WHAT IS NEEDED - Some lines in the listing below may include the string "FThunk". How many are there? Give only the number.

════

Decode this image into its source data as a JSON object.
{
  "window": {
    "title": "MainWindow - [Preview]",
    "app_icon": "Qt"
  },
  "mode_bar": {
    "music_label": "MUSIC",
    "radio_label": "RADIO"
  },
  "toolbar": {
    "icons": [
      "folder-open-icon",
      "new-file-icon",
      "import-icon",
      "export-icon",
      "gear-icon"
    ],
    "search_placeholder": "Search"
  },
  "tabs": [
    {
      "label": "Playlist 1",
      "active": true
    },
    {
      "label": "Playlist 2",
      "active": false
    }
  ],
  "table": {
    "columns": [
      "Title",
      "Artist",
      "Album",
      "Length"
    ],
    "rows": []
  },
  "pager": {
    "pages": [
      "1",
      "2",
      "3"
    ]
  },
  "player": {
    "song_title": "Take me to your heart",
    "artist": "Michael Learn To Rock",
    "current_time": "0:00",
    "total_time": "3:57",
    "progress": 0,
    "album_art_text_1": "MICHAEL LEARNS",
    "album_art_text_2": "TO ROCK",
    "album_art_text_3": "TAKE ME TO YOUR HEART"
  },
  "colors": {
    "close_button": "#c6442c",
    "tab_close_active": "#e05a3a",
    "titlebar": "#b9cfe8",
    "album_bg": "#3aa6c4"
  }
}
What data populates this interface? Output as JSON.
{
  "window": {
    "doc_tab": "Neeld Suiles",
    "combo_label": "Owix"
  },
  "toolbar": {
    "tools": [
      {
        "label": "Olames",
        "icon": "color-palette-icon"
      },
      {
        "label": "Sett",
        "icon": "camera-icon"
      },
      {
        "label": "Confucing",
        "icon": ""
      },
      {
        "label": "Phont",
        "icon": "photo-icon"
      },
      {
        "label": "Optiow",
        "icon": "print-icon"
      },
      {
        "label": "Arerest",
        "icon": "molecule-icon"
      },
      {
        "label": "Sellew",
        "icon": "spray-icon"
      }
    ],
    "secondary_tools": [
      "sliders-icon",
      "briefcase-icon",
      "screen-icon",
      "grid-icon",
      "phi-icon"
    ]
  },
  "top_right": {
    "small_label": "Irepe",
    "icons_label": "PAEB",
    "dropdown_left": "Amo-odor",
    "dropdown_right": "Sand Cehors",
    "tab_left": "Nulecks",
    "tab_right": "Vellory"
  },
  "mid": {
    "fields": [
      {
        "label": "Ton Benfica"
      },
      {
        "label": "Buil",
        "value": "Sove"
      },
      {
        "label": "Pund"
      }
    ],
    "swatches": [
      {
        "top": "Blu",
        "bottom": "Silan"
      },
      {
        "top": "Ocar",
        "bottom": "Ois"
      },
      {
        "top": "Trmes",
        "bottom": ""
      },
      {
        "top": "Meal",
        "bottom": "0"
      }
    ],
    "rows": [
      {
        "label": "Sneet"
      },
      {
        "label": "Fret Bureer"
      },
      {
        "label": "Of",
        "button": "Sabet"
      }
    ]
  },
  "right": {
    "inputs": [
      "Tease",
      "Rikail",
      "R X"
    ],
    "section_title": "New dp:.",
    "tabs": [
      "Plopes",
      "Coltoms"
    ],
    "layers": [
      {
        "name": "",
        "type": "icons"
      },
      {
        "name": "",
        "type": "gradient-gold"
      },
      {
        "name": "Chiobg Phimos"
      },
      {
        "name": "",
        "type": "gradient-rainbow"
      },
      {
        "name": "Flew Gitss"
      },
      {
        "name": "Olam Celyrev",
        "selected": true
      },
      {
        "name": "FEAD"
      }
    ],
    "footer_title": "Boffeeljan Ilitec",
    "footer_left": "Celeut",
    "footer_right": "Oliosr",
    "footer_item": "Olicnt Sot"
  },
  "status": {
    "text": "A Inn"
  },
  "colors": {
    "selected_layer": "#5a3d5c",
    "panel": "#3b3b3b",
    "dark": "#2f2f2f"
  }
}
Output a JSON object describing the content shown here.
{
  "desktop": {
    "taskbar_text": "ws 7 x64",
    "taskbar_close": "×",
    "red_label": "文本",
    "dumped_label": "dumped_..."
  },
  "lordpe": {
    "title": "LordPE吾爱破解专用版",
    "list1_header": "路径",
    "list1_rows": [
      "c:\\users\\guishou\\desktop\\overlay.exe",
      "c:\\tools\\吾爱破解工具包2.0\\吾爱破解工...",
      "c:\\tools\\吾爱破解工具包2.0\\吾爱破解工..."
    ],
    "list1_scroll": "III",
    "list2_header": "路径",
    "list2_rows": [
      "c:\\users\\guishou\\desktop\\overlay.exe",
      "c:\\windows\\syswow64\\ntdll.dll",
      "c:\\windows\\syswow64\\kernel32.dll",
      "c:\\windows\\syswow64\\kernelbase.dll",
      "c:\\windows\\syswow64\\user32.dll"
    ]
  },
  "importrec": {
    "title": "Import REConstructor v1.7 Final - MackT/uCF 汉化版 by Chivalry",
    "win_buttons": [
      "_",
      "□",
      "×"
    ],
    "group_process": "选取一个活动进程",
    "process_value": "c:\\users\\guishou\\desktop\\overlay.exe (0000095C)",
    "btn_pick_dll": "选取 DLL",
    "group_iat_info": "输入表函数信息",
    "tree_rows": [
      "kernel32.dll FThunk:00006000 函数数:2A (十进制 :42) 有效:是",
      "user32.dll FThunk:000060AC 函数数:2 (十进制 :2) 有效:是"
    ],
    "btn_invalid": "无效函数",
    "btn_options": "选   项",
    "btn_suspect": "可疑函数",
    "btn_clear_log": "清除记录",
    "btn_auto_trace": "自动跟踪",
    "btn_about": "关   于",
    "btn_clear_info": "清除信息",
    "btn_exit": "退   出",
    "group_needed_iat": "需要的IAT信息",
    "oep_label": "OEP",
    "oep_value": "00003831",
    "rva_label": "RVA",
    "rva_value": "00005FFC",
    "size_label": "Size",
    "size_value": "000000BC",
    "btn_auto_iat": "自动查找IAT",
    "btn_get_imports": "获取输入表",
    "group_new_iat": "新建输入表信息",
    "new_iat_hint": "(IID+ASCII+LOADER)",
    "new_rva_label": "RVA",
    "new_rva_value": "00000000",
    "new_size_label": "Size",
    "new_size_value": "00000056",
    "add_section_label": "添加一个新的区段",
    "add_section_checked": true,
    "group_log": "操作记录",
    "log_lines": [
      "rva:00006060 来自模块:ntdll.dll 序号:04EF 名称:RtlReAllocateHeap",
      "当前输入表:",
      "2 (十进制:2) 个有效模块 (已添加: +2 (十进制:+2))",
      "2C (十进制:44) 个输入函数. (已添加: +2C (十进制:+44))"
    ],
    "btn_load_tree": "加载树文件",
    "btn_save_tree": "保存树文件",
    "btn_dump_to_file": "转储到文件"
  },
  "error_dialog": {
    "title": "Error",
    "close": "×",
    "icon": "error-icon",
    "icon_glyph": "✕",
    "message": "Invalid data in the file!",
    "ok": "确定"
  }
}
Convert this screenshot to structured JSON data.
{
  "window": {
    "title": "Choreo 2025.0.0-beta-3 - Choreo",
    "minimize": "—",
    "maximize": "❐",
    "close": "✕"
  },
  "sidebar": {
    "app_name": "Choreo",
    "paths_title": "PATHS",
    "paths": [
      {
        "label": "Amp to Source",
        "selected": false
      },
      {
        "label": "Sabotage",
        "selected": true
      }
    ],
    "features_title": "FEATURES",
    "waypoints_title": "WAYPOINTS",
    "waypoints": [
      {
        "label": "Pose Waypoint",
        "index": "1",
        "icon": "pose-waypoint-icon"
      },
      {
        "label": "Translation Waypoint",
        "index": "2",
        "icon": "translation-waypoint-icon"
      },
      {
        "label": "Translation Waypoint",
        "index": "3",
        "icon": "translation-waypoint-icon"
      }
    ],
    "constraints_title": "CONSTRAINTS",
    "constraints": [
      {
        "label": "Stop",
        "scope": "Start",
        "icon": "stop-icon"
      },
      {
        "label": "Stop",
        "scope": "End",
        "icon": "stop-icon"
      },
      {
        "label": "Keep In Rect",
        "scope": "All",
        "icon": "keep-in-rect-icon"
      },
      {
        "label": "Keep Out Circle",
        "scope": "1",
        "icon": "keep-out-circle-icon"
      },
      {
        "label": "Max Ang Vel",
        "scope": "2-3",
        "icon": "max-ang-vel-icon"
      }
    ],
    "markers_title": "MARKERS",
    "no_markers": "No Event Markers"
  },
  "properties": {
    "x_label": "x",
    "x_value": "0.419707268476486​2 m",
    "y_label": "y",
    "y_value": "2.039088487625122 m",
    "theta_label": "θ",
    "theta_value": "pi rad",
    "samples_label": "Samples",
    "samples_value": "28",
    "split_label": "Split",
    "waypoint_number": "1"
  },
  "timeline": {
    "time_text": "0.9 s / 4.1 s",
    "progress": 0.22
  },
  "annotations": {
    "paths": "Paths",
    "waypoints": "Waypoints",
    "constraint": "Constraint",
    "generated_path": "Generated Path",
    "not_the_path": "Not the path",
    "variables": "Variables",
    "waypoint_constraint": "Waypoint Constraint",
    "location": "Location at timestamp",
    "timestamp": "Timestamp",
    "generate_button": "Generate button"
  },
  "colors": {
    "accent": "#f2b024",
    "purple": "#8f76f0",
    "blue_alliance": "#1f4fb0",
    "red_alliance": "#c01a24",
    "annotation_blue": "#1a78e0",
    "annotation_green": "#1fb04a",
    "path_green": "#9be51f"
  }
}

════

EXERCISE SOLUTION - 2